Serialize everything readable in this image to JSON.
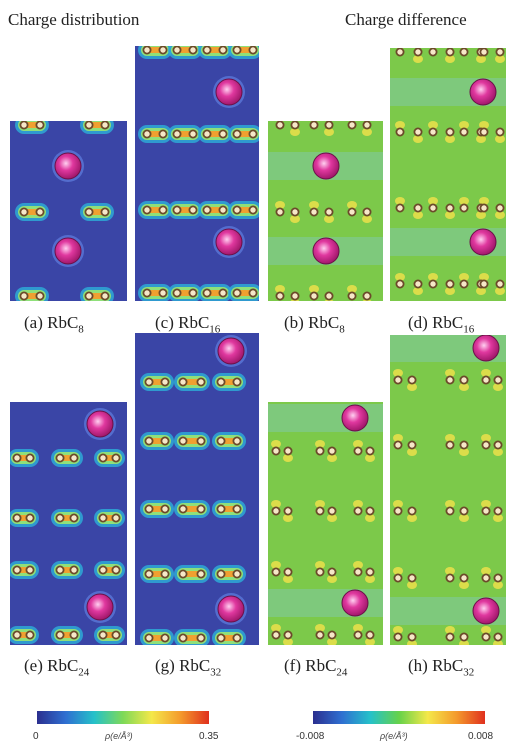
{
  "headings": {
    "left": "Charge distribution",
    "right": "Charge difference"
  },
  "panels": [
    {
      "id": "a",
      "kind": "distribution",
      "label": "(a) RbC",
      "sub": "8"
    },
    {
      "id": "c",
      "kind": "distribution",
      "label": "(c) RbC",
      "sub": "16"
    },
    {
      "id": "b",
      "kind": "difference",
      "label": "(b) RbC",
      "sub": "8"
    },
    {
      "id": "d",
      "kind": "difference",
      "label": "(d) RbC",
      "sub": "16"
    },
    {
      "id": "e",
      "kind": "distribution",
      "label": "(e) RbC",
      "sub": "24"
    },
    {
      "id": "g",
      "kind": "distribution",
      "label": "(g) RbC",
      "sub": "32"
    },
    {
      "id": "f",
      "kind": "difference",
      "label": "(f) RbC",
      "sub": "24"
    },
    {
      "id": "h",
      "kind": "difference",
      "label": "(h) RbC",
      "sub": "32"
    }
  ],
  "colorbars": {
    "distribution": {
      "min": "0",
      "max": "0.35",
      "title": "ρ(e/Å³)",
      "colors": [
        "#2b2f8f",
        "#2f6fd1",
        "#25c1c9",
        "#7ed957",
        "#f4e84a",
        "#f49b2c",
        "#e0301e"
      ]
    },
    "difference": {
      "min": "-0.008",
      "max": "0.008",
      "title": "ρ(e/Å³)",
      "colors": [
        "#2b2f8f",
        "#2f6fd1",
        "#25c1c9",
        "#66d24a",
        "#f4e84a",
        "#f49b2c",
        "#e0301e"
      ]
    }
  }
}
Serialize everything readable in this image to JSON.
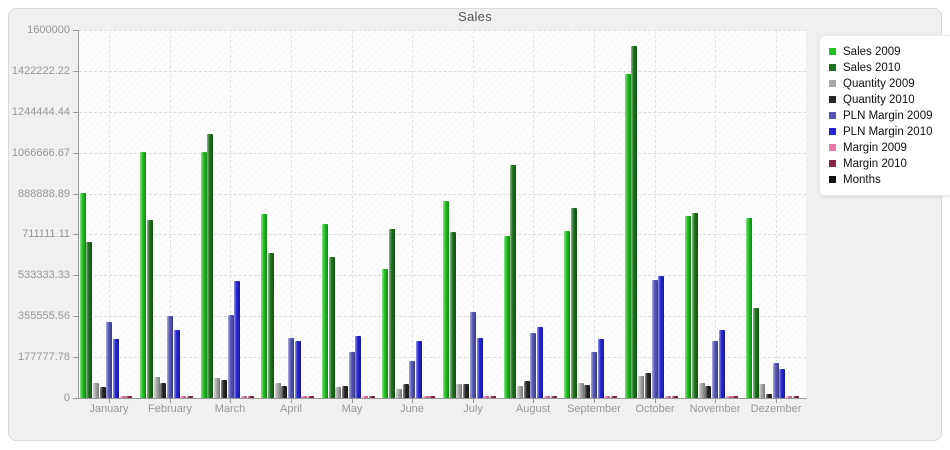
{
  "title": "Sales",
  "legend": {
    "items": [
      {
        "label": "Sales 2009",
        "color": "#1fc11f"
      },
      {
        "label": "Sales 2010",
        "color": "#1d721d"
      },
      {
        "label": "Quantity 2009",
        "color": "#a8a8a8"
      },
      {
        "label": "Quantity 2010",
        "color": "#262626"
      },
      {
        "label": "PLN Margin 2009",
        "color": "#5656b8"
      },
      {
        "label": "PLN Margin 2010",
        "color": "#2424d6"
      },
      {
        "label": "Margin 2009",
        "color": "#e878a8"
      },
      {
        "label": "Margin 2010",
        "color": "#8a2444"
      },
      {
        "label": "Months",
        "color": "#111111"
      }
    ]
  },
  "chart_data": {
    "type": "bar",
    "title": "Sales",
    "xlabel": "",
    "ylabel": "",
    "ylim": [
      0,
      1600000
    ],
    "grid": true,
    "legend_position": "right",
    "ytick_labels": [
      "1600000",
      "1422222.22",
      "1244444.44",
      "1066666.67",
      "888888.89",
      "711111.11",
      "533333.33",
      "355555.56",
      "177777.78",
      "0"
    ],
    "categories": [
      "January",
      "February",
      "March",
      "April",
      "May",
      "June",
      "July",
      "August",
      "September",
      "October",
      "November",
      "Dezember"
    ],
    "series": [
      {
        "name": "Sales 2009",
        "color": "#1fc11f",
        "values": [
          890000,
          1070000,
          1070000,
          800000,
          755000,
          560000,
          855000,
          705000,
          725000,
          1410000,
          790000,
          785000
        ]
      },
      {
        "name": "Sales 2010",
        "color": "#1d721d",
        "values": [
          680000,
          775000,
          1150000,
          630000,
          615000,
          735000,
          720000,
          1015000,
          825000,
          1530000,
          805000,
          390000
        ]
      },
      {
        "name": "Quantity 2009",
        "color": "#a8a8a8",
        "values": [
          65000,
          90000,
          88000,
          64000,
          48000,
          40000,
          62000,
          53000,
          65000,
          97000,
          67000,
          62000
        ]
      },
      {
        "name": "Quantity 2010",
        "color": "#262626",
        "values": [
          48000,
          66000,
          80000,
          53000,
          53000,
          62000,
          60000,
          75000,
          57000,
          110000,
          53000,
          18000
        ]
      },
      {
        "name": "PLN Margin 2009",
        "color": "#5656b8",
        "values": [
          330000,
          355000,
          360000,
          259000,
          202000,
          160000,
          373000,
          281000,
          202000,
          515000,
          250000,
          153000
        ]
      },
      {
        "name": "PLN Margin 2010",
        "color": "#2424d6",
        "values": [
          255000,
          295000,
          510000,
          250000,
          268000,
          250000,
          263000,
          311000,
          255000,
          530000,
          294000,
          128000
        ]
      },
      {
        "name": "Margin 2009",
        "color": "#e878a8",
        "values": [
          8000,
          8000,
          8000,
          8000,
          8000,
          8000,
          8000,
          8000,
          8000,
          8000,
          8000,
          8000
        ]
      },
      {
        "name": "Margin 2010",
        "color": "#8a2444",
        "values": [
          8000,
          8000,
          8000,
          8000,
          8000,
          8000,
          8000,
          8000,
          8000,
          8000,
          8000,
          8000
        ]
      },
      {
        "name": "Months",
        "color": "#111111",
        "values": [
          0,
          0,
          0,
          0,
          0,
          0,
          0,
          0,
          0,
          0,
          0,
          0
        ]
      }
    ]
  }
}
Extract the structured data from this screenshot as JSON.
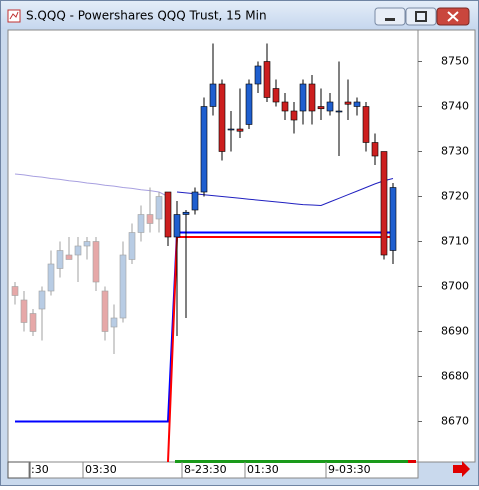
{
  "window": {
    "title": "S.QQQ - Powershares QQQ Trust, 15 Min"
  },
  "chart_data": {
    "type": "candlestick",
    "categories": [
      null,
      null,
      ":30",
      null,
      null,
      null,
      null,
      null,
      "03:30",
      null,
      null,
      null,
      null,
      null,
      null,
      null,
      null,
      null,
      null,
      "8-23:30",
      null,
      null,
      null,
      null,
      null,
      null,
      "01:30",
      null,
      null,
      null,
      null,
      null,
      null,
      null,
      null,
      "9-03:30",
      null,
      null,
      null,
      null,
      null,
      null,
      null
    ],
    "ylim": [
      8661,
      8757
    ],
    "yticks": [
      8670,
      8680,
      8690,
      8700,
      8710,
      8720,
      8730,
      8740,
      8750
    ],
    "series": [
      {
        "up_color": "#b8cce4",
        "down_color": "#e6a8a8",
        "wick_color": "#a0a0a0",
        "open": [
          8700,
          8697,
          8694,
          8695,
          8699,
          8704,
          8707,
          8707,
          8709,
          8710,
          8699,
          8691,
          8693,
          8706,
          8712,
          8716,
          8715,
          null,
          null,
          null,
          null,
          null,
          null,
          null,
          null,
          null,
          null,
          null,
          null,
          null,
          null,
          null,
          null,
          null,
          null,
          null,
          null,
          null,
          null,
          null,
          null,
          null,
          null
        ],
        "high": [
          8701,
          8699,
          8695,
          8700,
          8708,
          8710,
          8711,
          8711,
          8711,
          8711,
          8700,
          8696,
          8710,
          8714,
          8718,
          8722,
          8721,
          null,
          null,
          null,
          null,
          null,
          null,
          null,
          null,
          null,
          null,
          null,
          null,
          null,
          null,
          null,
          null,
          null,
          null,
          null,
          null,
          null,
          null,
          null,
          null,
          null,
          null
        ],
        "low": [
          8696,
          8690,
          8689,
          8688,
          8698,
          8702,
          8706,
          8701,
          8706,
          8699,
          8688,
          8685,
          8692,
          8705,
          8710,
          8712,
          8712,
          null,
          null,
          null,
          null,
          null,
          null,
          null,
          null,
          null,
          null,
          null,
          null,
          null,
          null,
          null,
          null,
          null,
          null,
          null,
          null,
          null,
          null,
          null,
          null,
          null,
          null
        ],
        "close": [
          8698,
          8692,
          8690,
          8699,
          8705,
          8708,
          8706,
          8709,
          8710,
          8701,
          8690,
          8693,
          8707,
          8712,
          8716,
          8714,
          8720,
          null,
          null,
          null,
          null,
          null,
          null,
          null,
          null,
          null,
          null,
          null,
          null,
          null,
          null,
          null,
          null,
          null,
          null,
          null,
          null,
          null,
          null,
          null,
          null,
          null,
          null
        ]
      },
      {
        "up_color": "#1f5fcf",
        "down_color": "#cc1f1f",
        "wick_color": "#000000",
        "open": [
          null,
          null,
          null,
          null,
          null,
          null,
          null,
          null,
          null,
          null,
          null,
          null,
          null,
          null,
          null,
          null,
          null,
          8721,
          8711,
          8716,
          8717,
          8721,
          8740,
          8745,
          8735,
          8735,
          8736,
          8745,
          8750,
          8744,
          8741,
          8739,
          8739,
          8745,
          8740,
          8739,
          8739,
          8741,
          8740,
          8740,
          8732,
          8730,
          8708
        ],
        "high": [
          null,
          null,
          null,
          null,
          null,
          null,
          null,
          null,
          null,
          null,
          null,
          null,
          null,
          null,
          null,
          null,
          null,
          8721,
          8719,
          8717,
          8722,
          8742,
          8754,
          8746,
          8739,
          8744,
          8746,
          8750,
          8754,
          8746,
          8743,
          8741,
          8746,
          8747,
          8744,
          8743,
          8750,
          8746,
          8742,
          8741,
          8734,
          8730,
          8723
        ],
        "low": [
          null,
          null,
          null,
          null,
          null,
          null,
          null,
          null,
          null,
          null,
          null,
          null,
          null,
          null,
          null,
          null,
          null,
          8709,
          8689,
          8693,
          8716,
          8720,
          8738,
          8728,
          8730,
          8733,
          8735,
          8743,
          8741,
          8740,
          8737,
          8734,
          8736,
          8736,
          8737,
          8738,
          8729,
          8737,
          8738,
          8730,
          8727,
          8706,
          8705
        ],
        "close": [
          null,
          null,
          null,
          null,
          null,
          null,
          null,
          null,
          null,
          null,
          null,
          null,
          null,
          null,
          null,
          null,
          null,
          8711,
          8716,
          8716.5,
          8721,
          8740,
          8745,
          8730,
          8735,
          8734.5,
          8745,
          8749,
          8742,
          8741,
          8739,
          8737,
          8745,
          8739,
          8739.5,
          8741,
          8739,
          8740.5,
          8741,
          8732,
          8729,
          8707,
          8722
        ]
      }
    ],
    "lines": [
      {
        "color": "#a8a0e0",
        "values": [
          8725,
          8724.8,
          8724.5,
          8724.3,
          8724,
          8723.8,
          8723.5,
          8723.3,
          8723,
          8722.8,
          8722.5,
          8722.3,
          8722,
          8721.8,
          8721.5,
          8721.3,
          8721,
          8720,
          null,
          null,
          null,
          null,
          null,
          null,
          null,
          null,
          null,
          null,
          null,
          null,
          null,
          null,
          null,
          null,
          null,
          null,
          null,
          null,
          null,
          null,
          null,
          null,
          null
        ]
      },
      {
        "color": "#2020c0",
        "values": [
          null,
          null,
          null,
          null,
          null,
          null,
          null,
          null,
          null,
          null,
          null,
          null,
          null,
          null,
          null,
          null,
          null,
          null,
          8721,
          8720.8,
          8720.6,
          8720.4,
          8720.2,
          8720,
          8719.8,
          8719.6,
          8719.4,
          8719.2,
          8719,
          8718.8,
          8718.6,
          8718.4,
          8718.2,
          8718.1,
          8718,
          8718.8,
          8719.6,
          8720.4,
          8721.2,
          8722,
          8722.8,
          8723.5,
          8724
        ]
      },
      {
        "color": "#0000ff",
        "values": [
          8670,
          8670,
          8670,
          8670,
          8670,
          8670,
          8670,
          8670,
          8670,
          8670,
          8670,
          8670,
          8670,
          8670,
          8670,
          8670,
          8670,
          8670,
          8712,
          8712,
          8712,
          8712,
          8712,
          8712,
          8712,
          8712,
          8712,
          8712,
          8712,
          8712,
          8712,
          8712,
          8712,
          8712,
          8712,
          8712,
          8712,
          8712,
          8712,
          8712,
          8712,
          8712,
          8712
        ]
      },
      {
        "color": "#ff0000",
        "values": [
          null,
          null,
          null,
          null,
          null,
          null,
          null,
          null,
          null,
          null,
          null,
          null,
          null,
          null,
          null,
          null,
          null,
          8661,
          8711,
          8711,
          8711,
          8711,
          8711,
          8711,
          8711,
          8711,
          8711,
          8711,
          8711,
          8711,
          8711,
          8711,
          8711,
          8711,
          8711,
          8711,
          8711,
          8711,
          8711,
          8711,
          8711,
          8711,
          8711
        ]
      }
    ]
  }
}
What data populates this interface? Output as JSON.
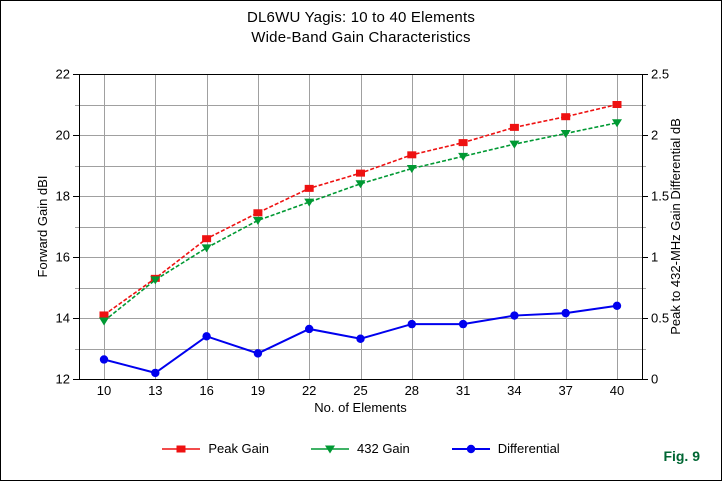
{
  "title": {
    "line1": "DL6WU Yagis: 10 to 40 Elements",
    "line2": "Wide-Band Gain Characteristics"
  },
  "fig_label": "Fig. 9",
  "chart_data": {
    "type": "line",
    "x": [
      10,
      13,
      16,
      19,
      22,
      25,
      28,
      31,
      34,
      37,
      40
    ],
    "xlabel": "No. of Elements",
    "ylabel_left": "Forward Gain dBI",
    "ylabel_right": "Peak to 432-MHz Gain Differential dB",
    "ylim_left": [
      12,
      22
    ],
    "ylim_right": [
      0,
      2.5
    ],
    "yticks_left": [
      12,
      14,
      16,
      18,
      20,
      22
    ],
    "yticks_right": [
      "0",
      "0.5",
      "1",
      "1.5",
      "2",
      "2.5"
    ],
    "grid": true,
    "legend_position": "bottom",
    "series": [
      {
        "name": "Peak Gain",
        "axis": "left",
        "color": "#ee1111",
        "marker": "square",
        "line_style": "dashed",
        "values": [
          14.1,
          15.3,
          16.6,
          17.45,
          18.25,
          18.75,
          19.35,
          19.75,
          20.25,
          20.6,
          21.0
        ]
      },
      {
        "name": "432 Gain",
        "axis": "left",
        "color": "#009933",
        "marker": "triangle-down",
        "line_style": "dashed",
        "values": [
          13.9,
          15.25,
          16.3,
          17.2,
          17.8,
          18.4,
          18.9,
          19.3,
          19.7,
          20.05,
          20.4
        ]
      },
      {
        "name": "Differential",
        "axis": "right",
        "color": "#0000ee",
        "marker": "circle",
        "line_style": "solid",
        "values": [
          0.16,
          0.05,
          0.35,
          0.21,
          0.41,
          0.33,
          0.45,
          0.45,
          0.52,
          0.54,
          0.6
        ]
      }
    ],
    "colors": {
      "grid": "#a0a0a0",
      "axis": "#000000",
      "fig_label": "#006633"
    }
  }
}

==========

What to do
Above are some records. Report the number of their lines that include "this", and add nothing else.

Exercise result
4